ЦИТИРУЕМЫЙ ОТРЫВОК ::
═══

Между тем Сталин не выполнял никаких обещаний, на Ленинских горах начали строить университет, а люди, которых Буллит пытался привлечь к себе, а кого-то успел и по-настоящему полюбить, исчезали на глазах. 1 мая 1935 года, сразу после фестиваля Весны, Буллит писал Рузвельту: «Я не могу, конечно, ничего сделать для того, чтобы спасти хоть одного из них». Арестованный Георгий Андрейчин, бывший уполномоченным МИДа по связям с американским посольством, передал из камеры письмо, написанное на туалетной бумаге (!), «в котором он умоляет меня не пытаться спасти его, иначе он наверняка будет расстрелян». Верил Буллит в аутентичность таких посланий или нет (скорее верил, иначе зачем было сообщать о них Рузвельту), сделать он в самом деле не мог ничего. Андрейчина сменил Борис Штейгер; и он вскоре был арестован, о чем американский посол тоже сообщил своему президенту.

═══

[Элементы набора данных]
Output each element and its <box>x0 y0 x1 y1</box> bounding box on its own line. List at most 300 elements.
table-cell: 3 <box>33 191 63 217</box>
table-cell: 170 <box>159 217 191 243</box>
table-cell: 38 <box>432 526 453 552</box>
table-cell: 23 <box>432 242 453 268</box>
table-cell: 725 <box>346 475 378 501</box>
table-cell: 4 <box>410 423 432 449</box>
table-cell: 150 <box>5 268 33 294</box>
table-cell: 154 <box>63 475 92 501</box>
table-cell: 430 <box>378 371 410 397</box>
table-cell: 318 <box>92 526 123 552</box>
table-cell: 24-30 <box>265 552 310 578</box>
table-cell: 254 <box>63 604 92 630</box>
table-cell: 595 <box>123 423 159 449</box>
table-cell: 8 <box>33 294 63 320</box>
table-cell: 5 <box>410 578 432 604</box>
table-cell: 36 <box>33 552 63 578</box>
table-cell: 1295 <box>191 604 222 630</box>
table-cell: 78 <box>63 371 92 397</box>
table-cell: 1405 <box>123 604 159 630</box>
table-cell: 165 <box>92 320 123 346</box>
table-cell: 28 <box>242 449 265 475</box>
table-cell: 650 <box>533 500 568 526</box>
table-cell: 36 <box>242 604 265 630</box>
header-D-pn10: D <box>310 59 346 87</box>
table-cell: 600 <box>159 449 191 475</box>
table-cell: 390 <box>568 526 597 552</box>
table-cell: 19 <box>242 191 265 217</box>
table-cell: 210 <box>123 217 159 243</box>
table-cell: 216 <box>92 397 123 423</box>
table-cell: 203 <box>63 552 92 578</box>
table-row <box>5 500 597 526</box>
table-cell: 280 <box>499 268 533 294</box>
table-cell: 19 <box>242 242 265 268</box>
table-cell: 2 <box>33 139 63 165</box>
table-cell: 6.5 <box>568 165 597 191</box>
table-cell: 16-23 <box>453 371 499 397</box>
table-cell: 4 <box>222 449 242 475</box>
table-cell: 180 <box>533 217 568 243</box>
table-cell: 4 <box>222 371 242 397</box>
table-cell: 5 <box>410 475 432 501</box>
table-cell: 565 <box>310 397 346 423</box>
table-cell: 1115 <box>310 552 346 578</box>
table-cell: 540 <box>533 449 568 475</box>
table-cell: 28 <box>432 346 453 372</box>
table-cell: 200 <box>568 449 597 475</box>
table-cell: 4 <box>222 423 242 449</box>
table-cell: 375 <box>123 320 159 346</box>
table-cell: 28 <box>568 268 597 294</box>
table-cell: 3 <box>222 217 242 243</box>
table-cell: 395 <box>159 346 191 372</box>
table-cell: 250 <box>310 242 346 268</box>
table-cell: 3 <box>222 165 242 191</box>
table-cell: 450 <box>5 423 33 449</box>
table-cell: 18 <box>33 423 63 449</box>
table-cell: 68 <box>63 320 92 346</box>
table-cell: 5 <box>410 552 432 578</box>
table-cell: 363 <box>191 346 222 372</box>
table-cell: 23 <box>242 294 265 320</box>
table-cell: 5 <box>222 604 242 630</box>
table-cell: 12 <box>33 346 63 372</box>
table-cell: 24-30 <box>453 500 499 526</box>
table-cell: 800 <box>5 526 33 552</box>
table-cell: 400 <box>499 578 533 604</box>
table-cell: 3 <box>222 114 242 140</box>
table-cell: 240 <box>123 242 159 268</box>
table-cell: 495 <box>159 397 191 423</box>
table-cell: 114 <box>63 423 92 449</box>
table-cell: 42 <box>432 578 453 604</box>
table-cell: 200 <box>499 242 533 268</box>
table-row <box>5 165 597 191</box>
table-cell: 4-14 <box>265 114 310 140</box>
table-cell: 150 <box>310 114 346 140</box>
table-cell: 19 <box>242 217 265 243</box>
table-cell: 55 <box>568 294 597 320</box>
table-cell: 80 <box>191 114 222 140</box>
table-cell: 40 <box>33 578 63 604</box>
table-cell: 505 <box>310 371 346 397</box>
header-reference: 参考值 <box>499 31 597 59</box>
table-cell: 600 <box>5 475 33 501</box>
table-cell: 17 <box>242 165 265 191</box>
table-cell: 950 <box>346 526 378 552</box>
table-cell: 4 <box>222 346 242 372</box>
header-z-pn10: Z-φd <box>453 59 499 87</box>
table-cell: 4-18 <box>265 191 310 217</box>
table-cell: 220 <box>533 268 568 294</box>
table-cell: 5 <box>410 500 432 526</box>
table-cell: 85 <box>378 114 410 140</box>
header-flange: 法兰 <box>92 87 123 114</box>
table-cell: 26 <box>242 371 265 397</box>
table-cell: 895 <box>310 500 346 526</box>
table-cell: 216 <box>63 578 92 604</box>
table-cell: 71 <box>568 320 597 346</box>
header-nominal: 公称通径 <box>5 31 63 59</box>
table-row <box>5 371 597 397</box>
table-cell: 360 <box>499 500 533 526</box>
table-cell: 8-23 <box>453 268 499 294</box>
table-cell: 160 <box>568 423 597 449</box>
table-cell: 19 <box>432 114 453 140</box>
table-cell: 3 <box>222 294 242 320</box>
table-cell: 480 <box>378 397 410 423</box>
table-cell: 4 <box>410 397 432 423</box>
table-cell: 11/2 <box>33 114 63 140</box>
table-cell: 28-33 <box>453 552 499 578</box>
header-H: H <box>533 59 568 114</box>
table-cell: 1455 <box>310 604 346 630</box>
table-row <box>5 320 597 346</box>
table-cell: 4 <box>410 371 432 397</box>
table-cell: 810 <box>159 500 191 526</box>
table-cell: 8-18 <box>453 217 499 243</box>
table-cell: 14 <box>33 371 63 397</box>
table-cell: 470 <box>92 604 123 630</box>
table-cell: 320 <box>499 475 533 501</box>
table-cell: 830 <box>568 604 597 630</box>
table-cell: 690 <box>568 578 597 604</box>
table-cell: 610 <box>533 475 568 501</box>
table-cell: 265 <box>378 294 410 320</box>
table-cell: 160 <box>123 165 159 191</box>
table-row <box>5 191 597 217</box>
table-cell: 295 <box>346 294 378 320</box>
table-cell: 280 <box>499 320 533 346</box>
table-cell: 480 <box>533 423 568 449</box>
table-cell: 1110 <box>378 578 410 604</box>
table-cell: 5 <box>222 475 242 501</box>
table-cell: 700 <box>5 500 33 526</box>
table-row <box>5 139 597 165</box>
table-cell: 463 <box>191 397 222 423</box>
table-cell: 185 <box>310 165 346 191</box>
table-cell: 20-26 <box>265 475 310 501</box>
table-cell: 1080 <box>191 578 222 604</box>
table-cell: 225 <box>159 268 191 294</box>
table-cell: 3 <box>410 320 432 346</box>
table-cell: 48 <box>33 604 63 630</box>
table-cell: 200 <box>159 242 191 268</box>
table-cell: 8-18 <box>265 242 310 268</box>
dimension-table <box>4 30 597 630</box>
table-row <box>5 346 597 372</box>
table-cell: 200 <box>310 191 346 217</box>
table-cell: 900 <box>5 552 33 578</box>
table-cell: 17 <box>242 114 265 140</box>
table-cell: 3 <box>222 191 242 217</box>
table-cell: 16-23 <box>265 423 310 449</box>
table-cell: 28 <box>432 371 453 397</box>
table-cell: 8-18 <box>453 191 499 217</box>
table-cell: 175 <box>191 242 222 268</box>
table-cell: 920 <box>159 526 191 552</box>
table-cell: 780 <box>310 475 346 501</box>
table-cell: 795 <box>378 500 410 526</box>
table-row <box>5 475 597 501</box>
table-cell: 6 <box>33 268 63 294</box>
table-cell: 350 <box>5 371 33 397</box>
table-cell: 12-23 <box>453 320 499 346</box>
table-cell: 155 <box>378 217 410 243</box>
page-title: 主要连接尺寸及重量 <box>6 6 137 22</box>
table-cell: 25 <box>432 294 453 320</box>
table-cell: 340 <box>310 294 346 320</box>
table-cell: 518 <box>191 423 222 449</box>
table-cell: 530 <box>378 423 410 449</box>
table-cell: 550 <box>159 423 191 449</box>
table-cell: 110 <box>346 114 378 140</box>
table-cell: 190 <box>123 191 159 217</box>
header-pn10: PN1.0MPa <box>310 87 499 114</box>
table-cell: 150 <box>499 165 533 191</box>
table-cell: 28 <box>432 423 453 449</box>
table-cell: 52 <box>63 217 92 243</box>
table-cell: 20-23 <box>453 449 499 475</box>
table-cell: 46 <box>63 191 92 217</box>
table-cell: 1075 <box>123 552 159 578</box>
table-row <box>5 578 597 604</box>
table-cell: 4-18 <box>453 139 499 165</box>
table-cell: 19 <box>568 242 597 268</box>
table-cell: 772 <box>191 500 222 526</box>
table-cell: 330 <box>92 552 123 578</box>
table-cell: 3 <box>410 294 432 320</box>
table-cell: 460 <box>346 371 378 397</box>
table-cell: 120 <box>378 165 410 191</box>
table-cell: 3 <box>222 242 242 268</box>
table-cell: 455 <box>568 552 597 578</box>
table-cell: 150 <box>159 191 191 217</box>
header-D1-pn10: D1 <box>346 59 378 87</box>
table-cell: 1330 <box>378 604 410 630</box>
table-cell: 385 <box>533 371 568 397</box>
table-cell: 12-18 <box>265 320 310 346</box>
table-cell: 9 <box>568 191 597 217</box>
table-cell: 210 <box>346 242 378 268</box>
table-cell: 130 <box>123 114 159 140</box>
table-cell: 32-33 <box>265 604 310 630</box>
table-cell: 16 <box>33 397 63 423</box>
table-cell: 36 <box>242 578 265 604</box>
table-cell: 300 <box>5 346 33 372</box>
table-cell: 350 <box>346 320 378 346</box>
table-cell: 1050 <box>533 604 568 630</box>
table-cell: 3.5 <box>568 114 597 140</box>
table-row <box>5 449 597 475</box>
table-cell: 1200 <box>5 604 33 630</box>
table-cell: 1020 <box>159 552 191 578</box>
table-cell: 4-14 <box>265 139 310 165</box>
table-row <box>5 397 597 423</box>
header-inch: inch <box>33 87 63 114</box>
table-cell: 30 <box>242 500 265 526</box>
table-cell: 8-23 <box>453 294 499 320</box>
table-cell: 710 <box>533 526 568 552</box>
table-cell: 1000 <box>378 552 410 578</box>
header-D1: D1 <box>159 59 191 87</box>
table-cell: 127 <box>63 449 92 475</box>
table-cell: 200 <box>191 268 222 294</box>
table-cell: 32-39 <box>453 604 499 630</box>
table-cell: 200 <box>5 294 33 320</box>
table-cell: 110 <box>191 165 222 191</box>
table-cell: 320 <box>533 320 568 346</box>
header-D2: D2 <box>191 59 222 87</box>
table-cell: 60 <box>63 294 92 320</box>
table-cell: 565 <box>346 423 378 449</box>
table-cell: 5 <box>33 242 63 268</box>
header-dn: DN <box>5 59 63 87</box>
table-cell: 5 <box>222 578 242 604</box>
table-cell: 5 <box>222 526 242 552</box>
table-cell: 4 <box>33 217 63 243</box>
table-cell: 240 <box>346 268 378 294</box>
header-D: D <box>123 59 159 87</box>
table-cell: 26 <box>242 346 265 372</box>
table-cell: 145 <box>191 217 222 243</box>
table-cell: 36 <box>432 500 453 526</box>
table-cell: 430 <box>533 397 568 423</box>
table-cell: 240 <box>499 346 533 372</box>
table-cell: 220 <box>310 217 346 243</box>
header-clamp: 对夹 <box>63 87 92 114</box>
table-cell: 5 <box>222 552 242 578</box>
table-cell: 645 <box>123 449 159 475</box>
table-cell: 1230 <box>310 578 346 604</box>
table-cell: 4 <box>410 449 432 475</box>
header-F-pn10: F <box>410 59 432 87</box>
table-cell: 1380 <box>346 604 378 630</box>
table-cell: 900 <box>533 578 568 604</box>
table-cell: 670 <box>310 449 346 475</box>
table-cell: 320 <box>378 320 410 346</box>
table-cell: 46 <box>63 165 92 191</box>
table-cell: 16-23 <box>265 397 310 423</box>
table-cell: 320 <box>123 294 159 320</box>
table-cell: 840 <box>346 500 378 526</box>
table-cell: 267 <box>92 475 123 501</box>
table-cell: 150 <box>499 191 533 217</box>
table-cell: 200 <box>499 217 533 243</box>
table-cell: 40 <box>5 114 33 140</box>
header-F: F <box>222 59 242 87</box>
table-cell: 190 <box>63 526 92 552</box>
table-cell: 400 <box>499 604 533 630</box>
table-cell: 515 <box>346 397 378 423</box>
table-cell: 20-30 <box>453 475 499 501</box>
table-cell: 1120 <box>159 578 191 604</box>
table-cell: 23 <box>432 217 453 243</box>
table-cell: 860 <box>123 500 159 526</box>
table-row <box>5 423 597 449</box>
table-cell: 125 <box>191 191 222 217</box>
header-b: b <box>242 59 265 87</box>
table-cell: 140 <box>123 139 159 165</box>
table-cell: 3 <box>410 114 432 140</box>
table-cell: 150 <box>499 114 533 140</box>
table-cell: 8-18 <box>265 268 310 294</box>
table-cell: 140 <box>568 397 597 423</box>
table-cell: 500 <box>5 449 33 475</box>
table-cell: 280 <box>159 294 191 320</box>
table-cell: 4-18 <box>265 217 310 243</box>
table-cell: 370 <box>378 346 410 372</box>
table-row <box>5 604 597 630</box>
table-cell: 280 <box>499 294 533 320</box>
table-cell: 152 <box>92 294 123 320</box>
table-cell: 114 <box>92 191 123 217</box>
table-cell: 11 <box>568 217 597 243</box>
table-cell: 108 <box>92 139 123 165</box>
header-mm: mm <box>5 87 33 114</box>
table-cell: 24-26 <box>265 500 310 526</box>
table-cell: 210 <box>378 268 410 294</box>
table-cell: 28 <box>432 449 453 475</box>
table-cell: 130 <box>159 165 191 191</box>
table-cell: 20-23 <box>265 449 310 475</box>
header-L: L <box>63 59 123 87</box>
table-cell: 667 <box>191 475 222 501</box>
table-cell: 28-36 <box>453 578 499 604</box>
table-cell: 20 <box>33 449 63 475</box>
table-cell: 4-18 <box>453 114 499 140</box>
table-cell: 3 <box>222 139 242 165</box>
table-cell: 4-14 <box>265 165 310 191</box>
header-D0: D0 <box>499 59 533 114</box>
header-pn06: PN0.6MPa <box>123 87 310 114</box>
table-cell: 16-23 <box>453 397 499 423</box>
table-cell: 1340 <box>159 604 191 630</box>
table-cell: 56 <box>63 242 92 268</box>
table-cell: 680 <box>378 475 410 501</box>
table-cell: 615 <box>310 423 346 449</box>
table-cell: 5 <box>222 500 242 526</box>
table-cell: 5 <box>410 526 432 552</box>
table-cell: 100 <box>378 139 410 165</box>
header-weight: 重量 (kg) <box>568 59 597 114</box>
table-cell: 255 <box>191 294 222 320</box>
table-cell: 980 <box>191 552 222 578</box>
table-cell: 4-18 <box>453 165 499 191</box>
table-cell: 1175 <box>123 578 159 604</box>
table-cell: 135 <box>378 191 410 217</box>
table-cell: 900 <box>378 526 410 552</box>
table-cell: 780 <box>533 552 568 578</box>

═══

НАБОР ЗАДАНИЙ ::
A) Кто, согласно отрывку, сменил Георгия Андрейчина?
B) Перечислите всех людей, которые названы в отрывке по фамилии.

ОТВЕТЫ К ЗАДАНИЯМ ::
A) Борис Штейгер.

B) Сталин, Буллит, Рузвельт, Георгий Андрейчин, Борис Штейгер.